Requirement
Copy out each line in the material below that has the word "name".

Records to use

==*==

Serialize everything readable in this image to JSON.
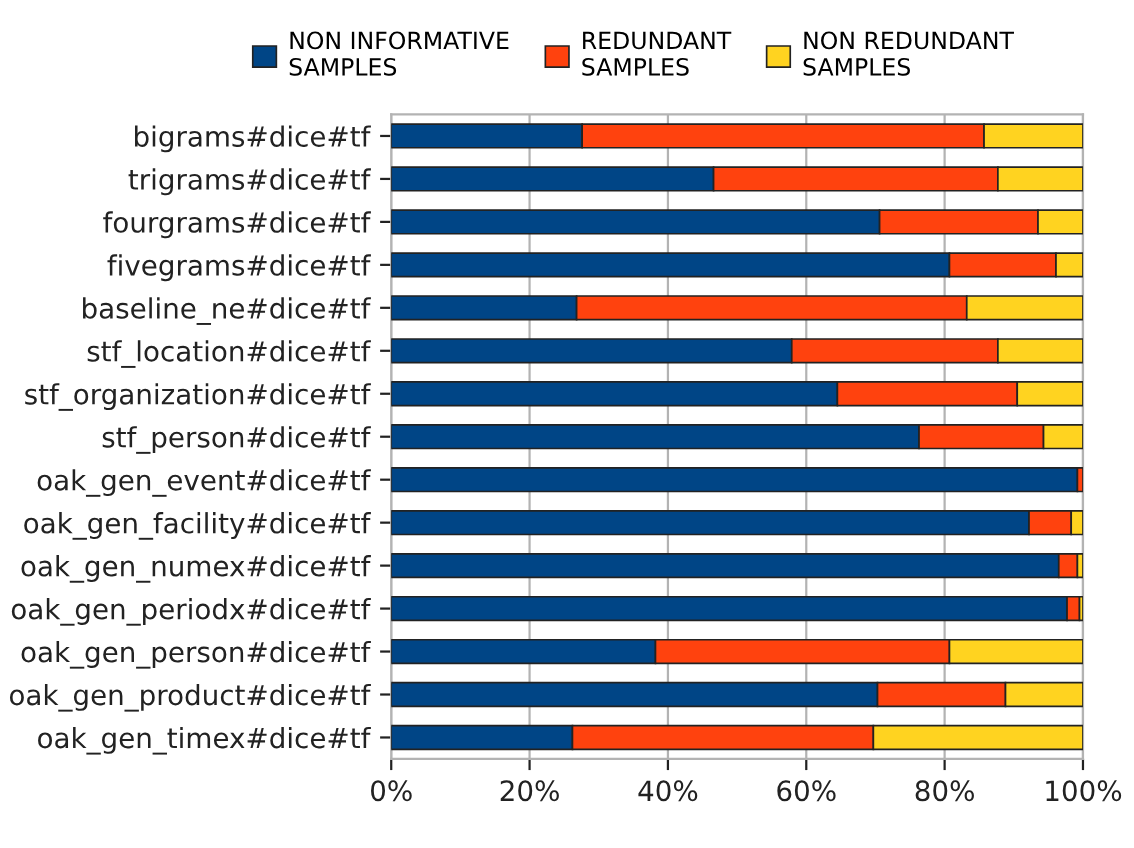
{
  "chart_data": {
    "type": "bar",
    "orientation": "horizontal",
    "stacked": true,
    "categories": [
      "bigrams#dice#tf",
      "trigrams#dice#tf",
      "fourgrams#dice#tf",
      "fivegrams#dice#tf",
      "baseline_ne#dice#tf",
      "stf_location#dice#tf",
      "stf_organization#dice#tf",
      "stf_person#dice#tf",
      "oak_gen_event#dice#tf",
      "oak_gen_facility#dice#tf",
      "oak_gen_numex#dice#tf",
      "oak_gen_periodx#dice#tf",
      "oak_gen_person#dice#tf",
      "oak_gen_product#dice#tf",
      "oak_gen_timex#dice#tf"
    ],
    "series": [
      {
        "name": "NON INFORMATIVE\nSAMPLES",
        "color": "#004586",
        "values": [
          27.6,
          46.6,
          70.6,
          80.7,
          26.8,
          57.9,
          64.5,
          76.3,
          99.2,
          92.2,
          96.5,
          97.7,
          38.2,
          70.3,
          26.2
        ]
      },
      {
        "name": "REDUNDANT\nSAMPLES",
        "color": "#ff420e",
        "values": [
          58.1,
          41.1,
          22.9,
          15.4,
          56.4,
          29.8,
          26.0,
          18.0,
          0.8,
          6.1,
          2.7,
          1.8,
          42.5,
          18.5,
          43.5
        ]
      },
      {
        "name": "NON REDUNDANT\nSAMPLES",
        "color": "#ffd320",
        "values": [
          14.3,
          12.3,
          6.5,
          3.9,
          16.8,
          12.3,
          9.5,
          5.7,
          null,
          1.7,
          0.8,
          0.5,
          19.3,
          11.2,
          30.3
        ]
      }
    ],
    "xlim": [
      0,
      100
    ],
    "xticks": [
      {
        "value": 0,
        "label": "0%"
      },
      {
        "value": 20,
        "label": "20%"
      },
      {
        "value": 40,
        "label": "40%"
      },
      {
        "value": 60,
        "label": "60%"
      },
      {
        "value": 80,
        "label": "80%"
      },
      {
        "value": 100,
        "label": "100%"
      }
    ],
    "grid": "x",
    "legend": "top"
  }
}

==*==

Written response
        "name": "NON INFORMATIVE\nSAMPLES",
        "name": "REDUNDANT\nSAMPLES",
        "name": "NON REDUNDANT\nSAMPLES",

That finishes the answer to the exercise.